Exercise objective >> Reproduce each line that includes the word "kteříž".

Data >>
▽

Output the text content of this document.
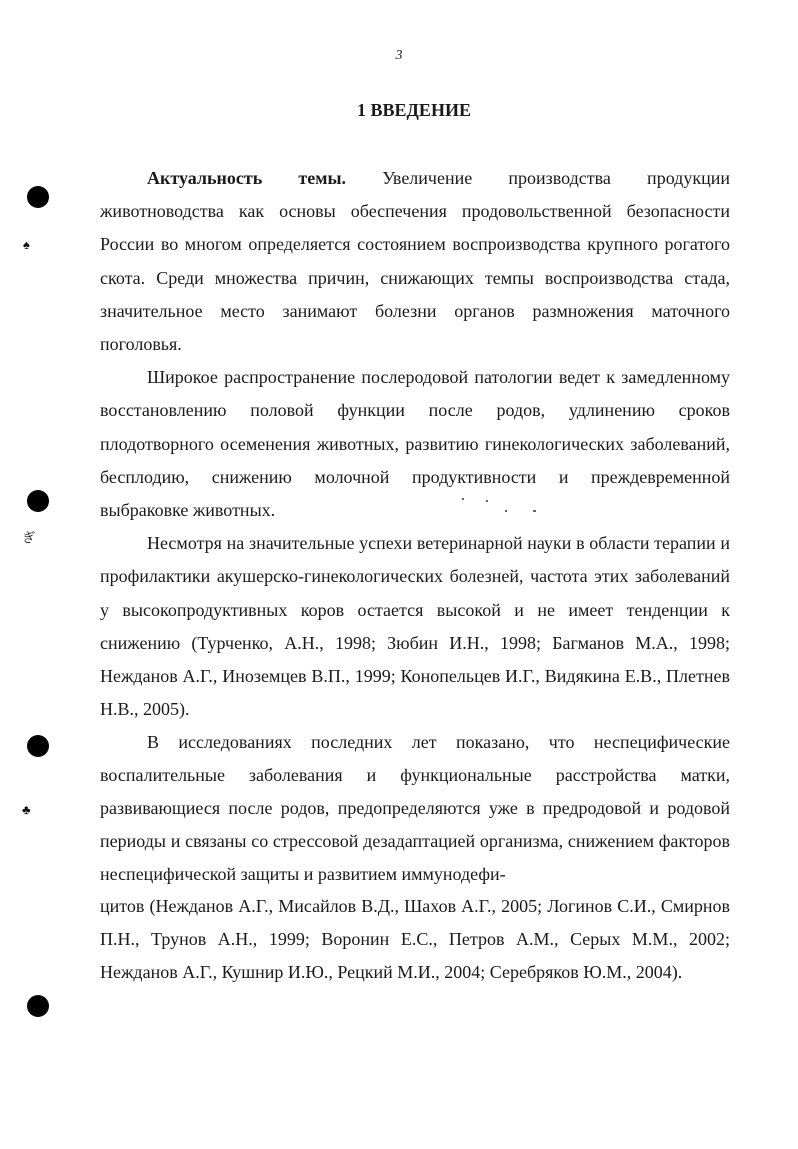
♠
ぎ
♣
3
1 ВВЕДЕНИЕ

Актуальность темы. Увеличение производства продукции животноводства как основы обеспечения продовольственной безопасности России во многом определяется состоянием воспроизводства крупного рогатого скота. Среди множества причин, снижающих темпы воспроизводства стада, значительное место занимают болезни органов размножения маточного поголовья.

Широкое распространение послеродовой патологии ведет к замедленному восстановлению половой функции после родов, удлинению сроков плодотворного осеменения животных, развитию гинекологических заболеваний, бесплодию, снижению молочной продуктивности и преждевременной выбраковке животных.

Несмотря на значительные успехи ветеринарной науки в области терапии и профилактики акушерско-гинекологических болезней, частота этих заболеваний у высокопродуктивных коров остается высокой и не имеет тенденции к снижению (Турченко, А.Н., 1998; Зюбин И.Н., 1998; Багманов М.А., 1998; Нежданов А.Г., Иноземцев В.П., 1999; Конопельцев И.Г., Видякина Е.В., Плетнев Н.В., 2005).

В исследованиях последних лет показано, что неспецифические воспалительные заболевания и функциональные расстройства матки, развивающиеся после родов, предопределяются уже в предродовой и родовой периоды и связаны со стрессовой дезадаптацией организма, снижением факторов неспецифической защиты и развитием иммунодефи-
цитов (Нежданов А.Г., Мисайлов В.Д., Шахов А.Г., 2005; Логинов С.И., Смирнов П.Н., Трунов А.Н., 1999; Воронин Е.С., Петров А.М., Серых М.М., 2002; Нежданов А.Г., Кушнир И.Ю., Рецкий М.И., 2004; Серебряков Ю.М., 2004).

△
▽

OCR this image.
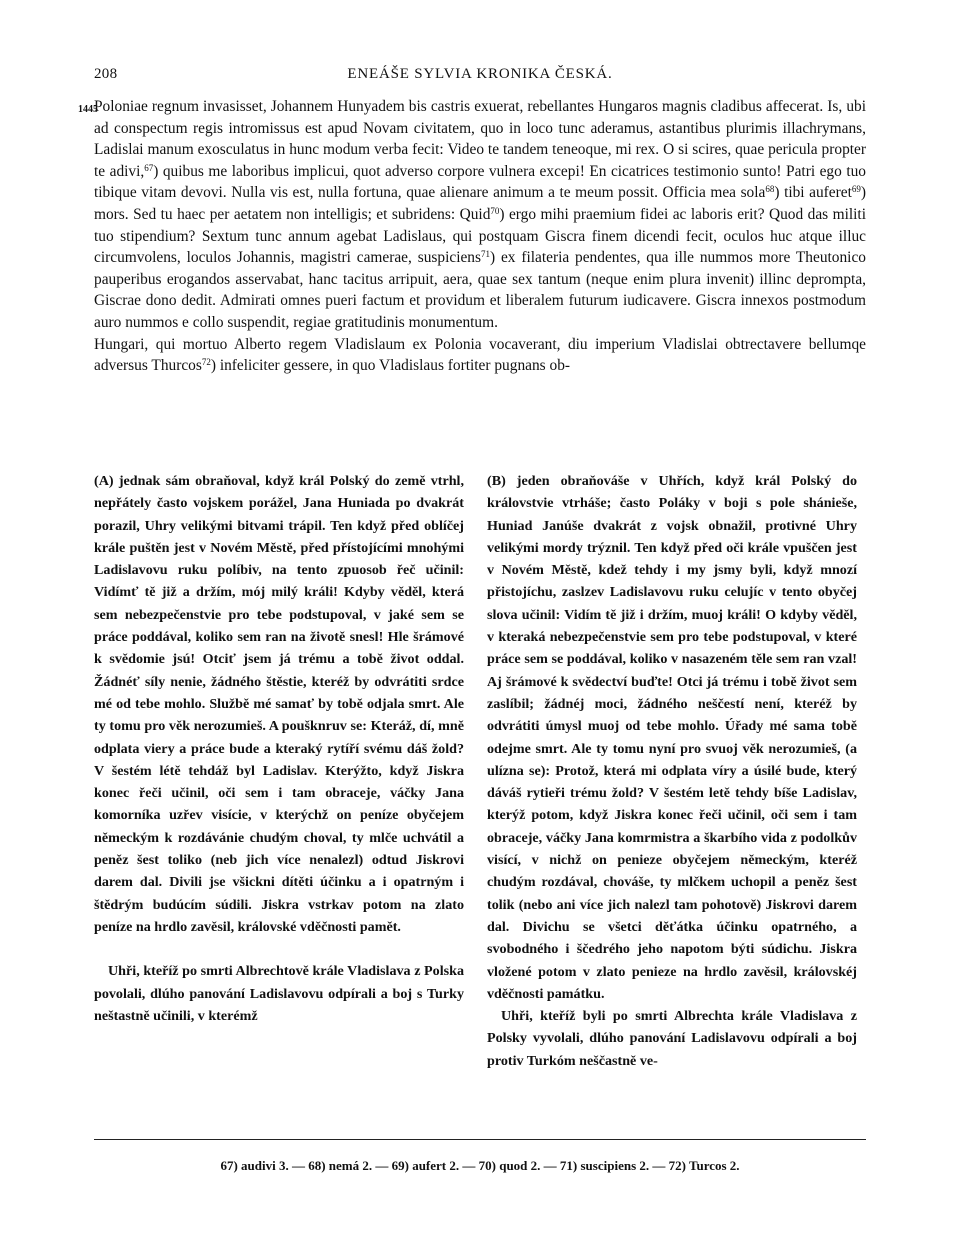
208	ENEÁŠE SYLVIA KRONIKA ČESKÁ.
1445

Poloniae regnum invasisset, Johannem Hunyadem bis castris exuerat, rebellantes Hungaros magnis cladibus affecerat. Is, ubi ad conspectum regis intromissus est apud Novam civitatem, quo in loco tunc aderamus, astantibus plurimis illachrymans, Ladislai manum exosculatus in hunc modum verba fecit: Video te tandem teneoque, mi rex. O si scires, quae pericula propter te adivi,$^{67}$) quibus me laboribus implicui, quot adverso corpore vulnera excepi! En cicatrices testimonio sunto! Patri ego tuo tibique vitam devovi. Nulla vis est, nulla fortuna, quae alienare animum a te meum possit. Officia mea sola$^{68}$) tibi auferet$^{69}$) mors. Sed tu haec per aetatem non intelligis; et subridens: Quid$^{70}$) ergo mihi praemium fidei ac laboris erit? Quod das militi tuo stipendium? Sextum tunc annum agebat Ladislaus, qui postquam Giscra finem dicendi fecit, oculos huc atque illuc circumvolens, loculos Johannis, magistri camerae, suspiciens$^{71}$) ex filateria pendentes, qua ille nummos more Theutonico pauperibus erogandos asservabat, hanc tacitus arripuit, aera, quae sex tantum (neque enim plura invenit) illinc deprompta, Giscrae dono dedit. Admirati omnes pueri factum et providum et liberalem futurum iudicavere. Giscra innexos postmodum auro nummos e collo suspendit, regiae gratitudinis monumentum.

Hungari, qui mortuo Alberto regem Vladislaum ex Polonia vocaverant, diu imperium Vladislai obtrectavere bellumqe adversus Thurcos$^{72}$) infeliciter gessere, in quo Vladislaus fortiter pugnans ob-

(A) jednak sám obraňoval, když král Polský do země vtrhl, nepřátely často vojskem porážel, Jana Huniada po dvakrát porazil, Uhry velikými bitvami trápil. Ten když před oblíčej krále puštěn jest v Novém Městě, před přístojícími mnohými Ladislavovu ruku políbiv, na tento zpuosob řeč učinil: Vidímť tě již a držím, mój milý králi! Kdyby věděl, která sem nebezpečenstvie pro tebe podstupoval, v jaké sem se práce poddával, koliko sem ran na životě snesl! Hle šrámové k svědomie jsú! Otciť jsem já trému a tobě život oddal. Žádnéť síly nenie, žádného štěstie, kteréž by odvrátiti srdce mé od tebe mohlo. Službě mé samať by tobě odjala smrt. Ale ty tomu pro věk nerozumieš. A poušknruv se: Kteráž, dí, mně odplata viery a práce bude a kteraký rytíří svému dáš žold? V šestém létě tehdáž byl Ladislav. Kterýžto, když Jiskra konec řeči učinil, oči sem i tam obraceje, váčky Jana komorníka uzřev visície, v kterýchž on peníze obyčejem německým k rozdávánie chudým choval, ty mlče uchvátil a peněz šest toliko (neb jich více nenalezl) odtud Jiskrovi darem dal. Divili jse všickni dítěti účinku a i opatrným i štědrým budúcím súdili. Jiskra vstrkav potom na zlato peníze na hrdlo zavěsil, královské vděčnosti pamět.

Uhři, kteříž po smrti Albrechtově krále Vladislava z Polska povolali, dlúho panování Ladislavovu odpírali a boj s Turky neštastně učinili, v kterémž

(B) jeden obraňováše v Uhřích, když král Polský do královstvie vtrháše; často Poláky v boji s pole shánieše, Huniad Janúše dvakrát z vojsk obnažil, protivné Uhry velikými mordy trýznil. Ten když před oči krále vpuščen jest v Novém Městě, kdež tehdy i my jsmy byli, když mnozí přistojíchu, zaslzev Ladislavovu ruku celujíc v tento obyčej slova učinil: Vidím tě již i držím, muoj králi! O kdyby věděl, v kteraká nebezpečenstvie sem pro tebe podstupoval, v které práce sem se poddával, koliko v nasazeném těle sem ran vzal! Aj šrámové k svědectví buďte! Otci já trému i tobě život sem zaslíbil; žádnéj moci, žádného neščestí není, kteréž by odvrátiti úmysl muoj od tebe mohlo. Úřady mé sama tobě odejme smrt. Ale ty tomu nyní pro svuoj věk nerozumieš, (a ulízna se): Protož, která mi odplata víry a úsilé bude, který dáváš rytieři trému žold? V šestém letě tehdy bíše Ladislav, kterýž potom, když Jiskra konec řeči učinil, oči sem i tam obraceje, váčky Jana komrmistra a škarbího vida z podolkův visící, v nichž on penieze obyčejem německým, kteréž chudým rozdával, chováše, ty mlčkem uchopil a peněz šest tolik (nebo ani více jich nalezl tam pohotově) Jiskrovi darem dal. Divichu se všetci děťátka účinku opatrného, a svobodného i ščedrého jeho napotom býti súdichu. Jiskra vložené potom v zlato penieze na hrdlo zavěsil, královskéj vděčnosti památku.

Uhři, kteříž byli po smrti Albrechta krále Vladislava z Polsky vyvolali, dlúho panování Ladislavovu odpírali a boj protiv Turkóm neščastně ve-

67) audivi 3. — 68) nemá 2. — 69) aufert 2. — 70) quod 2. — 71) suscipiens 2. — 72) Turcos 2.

△
▽

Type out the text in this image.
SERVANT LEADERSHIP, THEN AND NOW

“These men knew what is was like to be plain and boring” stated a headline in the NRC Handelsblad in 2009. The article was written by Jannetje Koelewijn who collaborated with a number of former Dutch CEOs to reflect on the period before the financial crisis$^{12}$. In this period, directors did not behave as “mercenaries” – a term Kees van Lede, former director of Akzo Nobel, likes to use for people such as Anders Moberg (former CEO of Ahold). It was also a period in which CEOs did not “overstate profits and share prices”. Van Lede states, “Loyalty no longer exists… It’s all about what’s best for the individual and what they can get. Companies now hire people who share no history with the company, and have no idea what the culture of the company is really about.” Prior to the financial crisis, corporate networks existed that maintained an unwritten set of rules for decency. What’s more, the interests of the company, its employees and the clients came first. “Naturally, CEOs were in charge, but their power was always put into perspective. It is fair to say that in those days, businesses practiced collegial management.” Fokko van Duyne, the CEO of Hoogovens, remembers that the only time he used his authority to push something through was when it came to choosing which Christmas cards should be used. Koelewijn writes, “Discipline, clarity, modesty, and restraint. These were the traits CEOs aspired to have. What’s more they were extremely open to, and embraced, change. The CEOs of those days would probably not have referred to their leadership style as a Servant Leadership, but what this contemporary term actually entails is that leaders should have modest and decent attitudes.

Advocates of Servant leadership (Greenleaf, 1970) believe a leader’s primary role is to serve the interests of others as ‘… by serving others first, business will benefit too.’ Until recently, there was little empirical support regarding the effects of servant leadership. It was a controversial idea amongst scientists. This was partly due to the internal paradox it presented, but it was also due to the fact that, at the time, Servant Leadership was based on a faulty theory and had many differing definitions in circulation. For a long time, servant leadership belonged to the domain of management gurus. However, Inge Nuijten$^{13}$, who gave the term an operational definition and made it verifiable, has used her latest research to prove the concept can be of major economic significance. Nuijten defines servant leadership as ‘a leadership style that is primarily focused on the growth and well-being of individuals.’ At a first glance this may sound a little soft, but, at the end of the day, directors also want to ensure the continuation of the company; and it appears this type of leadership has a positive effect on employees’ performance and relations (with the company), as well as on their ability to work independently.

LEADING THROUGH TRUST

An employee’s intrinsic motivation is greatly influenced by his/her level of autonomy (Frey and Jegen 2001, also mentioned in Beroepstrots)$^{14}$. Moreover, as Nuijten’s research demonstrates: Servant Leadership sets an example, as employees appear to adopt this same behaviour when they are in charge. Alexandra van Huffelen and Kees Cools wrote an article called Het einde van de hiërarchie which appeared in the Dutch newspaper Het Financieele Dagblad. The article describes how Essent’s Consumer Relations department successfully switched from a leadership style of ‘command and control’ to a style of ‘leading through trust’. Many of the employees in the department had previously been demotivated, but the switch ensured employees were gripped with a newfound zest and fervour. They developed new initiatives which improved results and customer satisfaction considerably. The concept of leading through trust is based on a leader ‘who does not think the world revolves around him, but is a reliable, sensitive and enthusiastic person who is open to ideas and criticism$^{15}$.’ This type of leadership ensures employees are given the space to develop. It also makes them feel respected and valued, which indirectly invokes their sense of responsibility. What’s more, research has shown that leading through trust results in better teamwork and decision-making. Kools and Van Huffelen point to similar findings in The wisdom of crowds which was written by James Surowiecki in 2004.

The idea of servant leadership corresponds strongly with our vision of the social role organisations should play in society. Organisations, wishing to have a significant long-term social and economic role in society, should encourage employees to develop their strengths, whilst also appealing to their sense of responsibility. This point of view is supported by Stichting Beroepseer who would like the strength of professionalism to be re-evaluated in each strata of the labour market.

△

Response >>
Uhři, kteříž po smrti Albrechtově krále Vladislava z Polska povolali, dlúho panování Ladislavovu odpírali a boj s Turky neštastně učinili, v kterémž
Uhři, kteříž byli po smrti Albrechta krále Vladislava z Polsky vyvolali, dlúho panování Ladislavovu odpírali a boj protiv Turkóm neščastně ve-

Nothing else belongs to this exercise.